** WRITTEN INSTRUCTION **
Gather each line of the entries below that includes "subtitle".

** TASK INPUT **

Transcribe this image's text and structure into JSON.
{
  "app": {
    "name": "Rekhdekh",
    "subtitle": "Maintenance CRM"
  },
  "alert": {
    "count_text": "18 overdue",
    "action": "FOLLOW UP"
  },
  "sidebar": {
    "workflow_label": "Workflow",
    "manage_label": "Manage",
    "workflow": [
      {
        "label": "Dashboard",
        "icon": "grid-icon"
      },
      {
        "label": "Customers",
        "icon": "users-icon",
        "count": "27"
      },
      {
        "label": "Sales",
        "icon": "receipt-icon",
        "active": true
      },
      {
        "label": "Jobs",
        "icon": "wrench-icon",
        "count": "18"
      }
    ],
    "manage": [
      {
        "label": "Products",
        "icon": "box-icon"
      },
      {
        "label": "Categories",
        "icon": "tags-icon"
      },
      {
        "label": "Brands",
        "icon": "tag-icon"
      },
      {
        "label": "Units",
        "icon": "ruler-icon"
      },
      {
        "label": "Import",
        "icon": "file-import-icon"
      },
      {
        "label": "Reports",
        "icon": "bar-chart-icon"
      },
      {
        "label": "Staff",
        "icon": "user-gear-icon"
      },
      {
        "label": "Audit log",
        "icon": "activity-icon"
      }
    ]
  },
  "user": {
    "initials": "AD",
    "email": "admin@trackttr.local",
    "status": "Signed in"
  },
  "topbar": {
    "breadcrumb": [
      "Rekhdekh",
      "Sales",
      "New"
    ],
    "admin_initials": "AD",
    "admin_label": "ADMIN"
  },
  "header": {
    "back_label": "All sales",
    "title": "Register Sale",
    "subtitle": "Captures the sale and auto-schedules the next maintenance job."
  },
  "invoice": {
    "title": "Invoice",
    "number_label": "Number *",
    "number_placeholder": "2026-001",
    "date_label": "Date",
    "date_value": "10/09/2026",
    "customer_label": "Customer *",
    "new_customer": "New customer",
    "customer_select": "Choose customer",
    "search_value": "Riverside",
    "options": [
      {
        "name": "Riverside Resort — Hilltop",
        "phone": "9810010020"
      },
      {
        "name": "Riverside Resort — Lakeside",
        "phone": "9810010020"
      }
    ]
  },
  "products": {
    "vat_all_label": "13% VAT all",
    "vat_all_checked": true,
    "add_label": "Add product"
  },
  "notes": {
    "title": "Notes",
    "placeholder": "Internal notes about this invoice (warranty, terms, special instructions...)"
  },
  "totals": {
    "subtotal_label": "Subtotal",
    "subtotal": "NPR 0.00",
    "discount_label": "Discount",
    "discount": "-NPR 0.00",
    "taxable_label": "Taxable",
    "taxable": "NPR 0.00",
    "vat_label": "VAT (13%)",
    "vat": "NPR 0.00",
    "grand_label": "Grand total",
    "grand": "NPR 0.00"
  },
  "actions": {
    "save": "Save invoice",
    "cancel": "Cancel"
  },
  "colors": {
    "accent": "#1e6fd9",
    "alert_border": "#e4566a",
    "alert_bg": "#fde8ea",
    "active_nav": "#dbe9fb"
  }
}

** EXERCISE ANSWER **
    "subtitle": "Maintenance CRM"
    "subtitle": "Captures the sale and auto-schedules the next maintenance job."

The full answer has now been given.